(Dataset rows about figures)
++++

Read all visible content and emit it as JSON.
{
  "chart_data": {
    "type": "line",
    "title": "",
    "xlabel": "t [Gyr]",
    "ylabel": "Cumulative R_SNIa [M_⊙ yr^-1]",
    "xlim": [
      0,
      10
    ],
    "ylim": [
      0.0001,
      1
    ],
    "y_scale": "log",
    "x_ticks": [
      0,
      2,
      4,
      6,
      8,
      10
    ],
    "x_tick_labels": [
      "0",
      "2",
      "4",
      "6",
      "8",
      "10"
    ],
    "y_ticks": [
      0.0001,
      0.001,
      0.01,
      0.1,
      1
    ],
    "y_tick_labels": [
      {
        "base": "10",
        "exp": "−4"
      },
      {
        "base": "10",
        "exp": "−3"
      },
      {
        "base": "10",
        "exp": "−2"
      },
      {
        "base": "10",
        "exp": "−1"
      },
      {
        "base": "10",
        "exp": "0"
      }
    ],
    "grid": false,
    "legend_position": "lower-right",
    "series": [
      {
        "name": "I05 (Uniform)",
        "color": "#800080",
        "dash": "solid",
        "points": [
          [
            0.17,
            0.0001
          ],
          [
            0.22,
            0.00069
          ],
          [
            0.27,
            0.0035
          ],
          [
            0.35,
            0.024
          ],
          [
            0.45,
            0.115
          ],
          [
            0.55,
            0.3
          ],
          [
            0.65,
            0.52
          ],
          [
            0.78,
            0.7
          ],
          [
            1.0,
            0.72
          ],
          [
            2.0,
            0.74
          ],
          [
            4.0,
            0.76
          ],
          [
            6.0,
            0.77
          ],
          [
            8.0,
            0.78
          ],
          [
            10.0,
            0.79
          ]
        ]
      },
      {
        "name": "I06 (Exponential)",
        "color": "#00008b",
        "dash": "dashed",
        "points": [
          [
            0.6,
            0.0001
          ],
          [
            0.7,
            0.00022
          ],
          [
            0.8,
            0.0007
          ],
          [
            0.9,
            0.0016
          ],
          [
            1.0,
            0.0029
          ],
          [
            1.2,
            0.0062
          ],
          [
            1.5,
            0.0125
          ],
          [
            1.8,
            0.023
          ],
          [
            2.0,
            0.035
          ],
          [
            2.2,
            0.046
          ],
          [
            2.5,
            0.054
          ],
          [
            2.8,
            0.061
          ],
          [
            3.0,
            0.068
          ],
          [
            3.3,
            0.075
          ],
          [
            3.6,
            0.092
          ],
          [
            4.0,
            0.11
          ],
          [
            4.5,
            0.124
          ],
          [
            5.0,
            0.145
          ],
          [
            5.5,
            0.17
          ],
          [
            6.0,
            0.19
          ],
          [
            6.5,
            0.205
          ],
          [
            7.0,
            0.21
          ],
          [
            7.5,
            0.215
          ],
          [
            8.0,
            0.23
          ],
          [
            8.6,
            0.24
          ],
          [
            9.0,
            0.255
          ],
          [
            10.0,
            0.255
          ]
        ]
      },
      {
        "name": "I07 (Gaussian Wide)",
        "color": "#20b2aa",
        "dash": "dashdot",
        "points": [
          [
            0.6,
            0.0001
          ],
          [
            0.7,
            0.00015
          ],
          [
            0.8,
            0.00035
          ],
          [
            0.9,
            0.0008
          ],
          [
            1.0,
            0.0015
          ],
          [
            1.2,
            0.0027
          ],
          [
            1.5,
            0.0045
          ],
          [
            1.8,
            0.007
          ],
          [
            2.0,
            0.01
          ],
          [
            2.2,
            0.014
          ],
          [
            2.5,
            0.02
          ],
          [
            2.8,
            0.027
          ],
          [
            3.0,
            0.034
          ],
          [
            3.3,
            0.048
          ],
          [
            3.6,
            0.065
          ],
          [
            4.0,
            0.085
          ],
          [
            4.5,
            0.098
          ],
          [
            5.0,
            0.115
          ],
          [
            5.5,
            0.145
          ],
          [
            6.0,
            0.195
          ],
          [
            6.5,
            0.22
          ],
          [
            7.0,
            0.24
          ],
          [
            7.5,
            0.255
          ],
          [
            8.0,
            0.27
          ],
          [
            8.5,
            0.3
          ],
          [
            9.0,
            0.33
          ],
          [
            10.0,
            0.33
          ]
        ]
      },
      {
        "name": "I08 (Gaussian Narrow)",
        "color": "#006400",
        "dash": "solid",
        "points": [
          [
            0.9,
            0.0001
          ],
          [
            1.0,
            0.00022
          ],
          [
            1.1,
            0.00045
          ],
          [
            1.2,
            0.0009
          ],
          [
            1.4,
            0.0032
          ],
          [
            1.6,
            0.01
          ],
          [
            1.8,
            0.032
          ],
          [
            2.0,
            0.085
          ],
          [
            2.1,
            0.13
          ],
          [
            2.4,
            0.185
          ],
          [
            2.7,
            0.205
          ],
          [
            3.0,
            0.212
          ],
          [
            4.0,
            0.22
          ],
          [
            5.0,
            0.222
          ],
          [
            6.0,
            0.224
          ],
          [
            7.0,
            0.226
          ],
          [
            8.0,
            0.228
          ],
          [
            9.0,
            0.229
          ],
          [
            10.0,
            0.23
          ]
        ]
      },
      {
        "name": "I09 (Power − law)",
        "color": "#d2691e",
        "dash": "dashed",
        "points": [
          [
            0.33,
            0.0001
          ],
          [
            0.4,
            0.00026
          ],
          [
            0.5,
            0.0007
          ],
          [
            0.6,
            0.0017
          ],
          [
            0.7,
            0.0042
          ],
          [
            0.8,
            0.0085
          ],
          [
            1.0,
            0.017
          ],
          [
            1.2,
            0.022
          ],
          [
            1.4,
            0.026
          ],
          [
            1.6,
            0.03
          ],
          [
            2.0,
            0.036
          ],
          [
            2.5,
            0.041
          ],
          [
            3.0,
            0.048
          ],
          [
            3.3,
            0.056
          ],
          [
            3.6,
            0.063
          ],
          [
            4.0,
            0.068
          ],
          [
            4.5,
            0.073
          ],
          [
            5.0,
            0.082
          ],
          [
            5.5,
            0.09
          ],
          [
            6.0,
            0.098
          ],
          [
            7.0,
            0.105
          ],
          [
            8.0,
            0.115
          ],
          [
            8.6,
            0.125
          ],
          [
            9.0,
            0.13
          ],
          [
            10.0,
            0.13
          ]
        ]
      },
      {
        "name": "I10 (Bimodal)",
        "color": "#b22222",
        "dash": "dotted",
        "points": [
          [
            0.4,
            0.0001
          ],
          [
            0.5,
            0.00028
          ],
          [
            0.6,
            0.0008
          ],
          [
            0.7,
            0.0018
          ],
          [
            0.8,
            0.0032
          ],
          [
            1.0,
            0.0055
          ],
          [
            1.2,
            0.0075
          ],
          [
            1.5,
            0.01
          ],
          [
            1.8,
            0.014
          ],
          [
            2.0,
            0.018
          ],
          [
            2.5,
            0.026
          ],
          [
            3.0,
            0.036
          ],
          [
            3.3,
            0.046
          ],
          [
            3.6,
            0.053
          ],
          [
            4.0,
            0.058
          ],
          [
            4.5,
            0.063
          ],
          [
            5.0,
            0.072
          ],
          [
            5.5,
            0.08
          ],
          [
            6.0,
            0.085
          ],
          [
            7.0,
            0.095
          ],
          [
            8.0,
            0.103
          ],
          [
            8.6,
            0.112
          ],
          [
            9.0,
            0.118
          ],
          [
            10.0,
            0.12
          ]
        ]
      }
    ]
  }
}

++++

* Set problem *
Could you quote the material above in full, exactly as it stands?

* Written answer *
Read all visible content and emit it as JSON.
{
  "chart_data": {
    "type": "line",
    "title": "",
    "xlabel": "t [Gyr]",
    "ylabel": "Cumulative R_SNIa [M_⊙ yr^-1]",
    "xlim": [
      0,
      10
    ],
    "ylim": [
      0.0001,
      1
    ],
    "y_scale": "log",
    "x_ticks": [
      0,
      2,
      4,
      6,
      8,
      10
    ],
    "x_tick_labels": [
      "0",
      "2",
      "4",
      "6",
      "8",
      "10"
    ],
    "y_ticks": [
      0.0001,
      0.001,
      0.01,
      0.1,
      1
    ],
    "y_tick_labels": [
      {
        "base": "10",
        "exp": "−4"
      },
      {
        "base": "10",
        "exp": "−3"
      },
      {
        "base": "10",
        "exp": "−2"
      },
      {
        "base": "10",
        "exp": "−1"
      },
      {
        "base": "10",
        "exp": "0"
      }
    ],
    "grid": false,
    "legend_position": "lower-right",
    "series": [
      {
        "name": "I05 (Uniform)",
        "color": "#800080",
        "dash": "solid",
        "points": [
          [
            0.17,
            0.0001
          ],
          [
            0.22,
            0.00069
          ],
          [
            0.27,
            0.0035
          ],
          [
            0.35,
            0.024
          ],
          [
            0.45,
            0.115
          ],
          [
            0.55,
            0.3
          ],
          [
            0.65,
            0.52
          ],
          [
            0.78,
            0.7
          ],
          [
            1.0,
            0.72
          ],
          [
            2.0,
            0.74
          ],
          [
            4.0,
            0.76
          ],
          [
            6.0,
            0.77
          ],
          [
            8.0,
            0.78
          ],
          [
            10.0,
            0.79
          ]
        ]
      },
      {
        "name": "I06 (Exponential)",
        "color": "#00008b",
        "dash": "dashed",
        "points": [
          [
            0.6,
            0.0001
          ],
          [
            0.7,
            0.00022
          ],
          [
            0.8,
            0.0007
          ],
          [
            0.9,
            0.0016
          ],
          [
            1.0,
            0.0029
          ],
          [
            1.2,
            0.0062
          ],
          [
            1.5,
            0.0125
          ],
          [
            1.8,
            0.023
          ],
          [
            2.0,
            0.035
          ],
          [
            2.2,
            0.046
          ],
          [
            2.5,
            0.054
          ],
          [
            2.8,
            0.061
          ],
          [
            3.0,
            0.068
          ],
          [
            3.3,
            0.075
          ],
          [
            3.6,
            0.092
          ],
          [
            4.0,
            0.11
          ],
          [
            4.5,
            0.124
          ],
          [
            5.0,
            0.145
          ],
          [
            5.5,
            0.17
          ],
          [
            6.0,
            0.19
          ],
          [
            6.5,
            0.205
          ],
          [
            7.0,
            0.21
          ],
          [
            7.5,
            0.215
          ],
          [
            8.0,
            0.23
          ],
          [
            8.6,
            0.24
          ],
          [
            9.0,
            0.255
          ],
          [
            10.0,
            0.255
          ]
        ]
      },
      {
        "name": "I07 (Gaussian Wide)",
        "color": "#20b2aa",
        "dash": "dashdot",
        "points": [
          [
            0.6,
            0.0001
          ],
          [
            0.7,
            0.00015
          ],
          [
            0.8,
            0.00035
          ],
          [
            0.9,
            0.0008
          ],
          [
            1.0,
            0.0015
          ],
          [
            1.2,
            0.0027
          ],
          [
            1.5,
            0.0045
          ],
          [
            1.8,
            0.007
          ],
          [
            2.0,
            0.01
          ],
          [
            2.2,
            0.014
          ],
          [
            2.5,
            0.02
          ],
          [
            2.8,
            0.027
          ],
          [
            3.0,
            0.034
          ],
          [
            3.3,
            0.048
          ],
          [
            3.6,
            0.065
          ],
          [
            4.0,
            0.085
          ],
          [
            4.5,
            0.098
          ],
          [
            5.0,
            0.115
          ],
          [
            5.5,
            0.145
          ],
          [
            6.0,
            0.195
          ],
          [
            6.5,
            0.22
          ],
          [
            7.0,
            0.24
          ],
          [
            7.5,
            0.255
          ],
          [
            8.0,
            0.27
          ],
          [
            8.5,
            0.3
          ],
          [
            9.0,
            0.33
          ],
          [
            10.0,
            0.33
          ]
        ]
      },
      {
        "name": "I08 (Gaussian Narrow)",
        "color": "#006400",
        "dash": "solid",
        "points": [
          [
            0.9,
            0.0001
          ],
          [
            1.0,
            0.00022
          ],
          [
            1.1,
            0.00045
          ],
          [
            1.2,
            0.0009
          ],
          [
            1.4,
            0.0032
          ],
          [
            1.6,
            0.01
          ],
          [
            1.8,
            0.032
          ],
          [
            2.0,
            0.085
          ],
          [
            2.1,
            0.13
          ],
          [
            2.4,
            0.185
          ],
          [
            2.7,
            0.205
          ],
          [
            3.0,
            0.212
          ],
          [
            4.0,
            0.22
          ],
          [
            5.0,
            0.222
          ],
          [
            6.0,
            0.224
          ],
          [
            7.0,
            0.226
          ],
          [
            8.0,
            0.228
          ],
          [
            9.0,
            0.229
          ],
          [
            10.0,
            0.23
          ]
        ]
      },
      {
        "name": "I09 (Power − law)",
        "color": "#d2691e",
        "dash": "dashed",
        "points": [
          [
            0.33,
            0.0001
          ],
          [
            0.4,
            0.00026
          ],
          [
            0.5,
            0.0007
          ],
          [
            0.6,
            0.0017
          ],
          [
            0.7,
            0.0042
          ],
          [
            0.8,
            0.0085
          ],
          [
            1.0,
            0.017
          ],
          [
            1.2,
            0.022
          ],
          [
            1.4,
            0.026
          ],
          [
            1.6,
            0.03
          ],
          [
            2.0,
            0.036
          ],
          [
            2.5,
            0.041
          ],
          [
            3.0,
            0.048
          ],
          [
            3.3,
            0.056
          ],
          [
            3.6,
            0.063
          ],
          [
            4.0,
            0.068
          ],
          [
            4.5,
            0.073
          ],
          [
            5.0,
            0.082
          ],
          [
            5.5,
            0.09
          ],
          [
            6.0,
            0.098
          ],
          [
            7.0,
            0.105
          ],
          [
            8.0,
            0.115
          ],
          [
            8.6,
            0.125
          ],
          [
            9.0,
            0.13
          ],
          [
            10.0,
            0.13
          ]
        ]
      },
      {
        "name": "I10 (Bimodal)",
        "color": "#b22222",
        "dash": "dotted",
        "points": [
          [
            0.4,
            0.0001
          ],
          [
            0.5,
            0.00028
          ],
          [
            0.6,
            0.0008
          ],
          [
            0.7,
            0.0018
          ],
          [
            0.8,
            0.0032
          ],
          [
            1.0,
            0.0055
          ],
          [
            1.2,
            0.0075
          ],
          [
            1.5,
            0.01
          ],
          [
            1.8,
            0.014
          ],
          [
            2.0,
            0.018
          ],
          [
            2.5,
            0.026
          ],
          [
            3.0,
            0.036
          ],
          [
            3.3,
            0.046
          ],
          [
            3.6,
            0.053
          ],
          [
            4.0,
            0.058
          ],
          [
            4.5,
            0.063
          ],
          [
            5.0,
            0.072
          ],
          [
            5.5,
            0.08
          ],
          [
            6.0,
            0.085
          ],
          [
            7.0,
            0.095
          ],
          [
            8.0,
            0.103
          ],
          [
            8.6,
            0.112
          ],
          [
            9.0,
            0.118
          ],
          [
            10.0,
            0.12
          ]
        ]
      }
    ]
  }
}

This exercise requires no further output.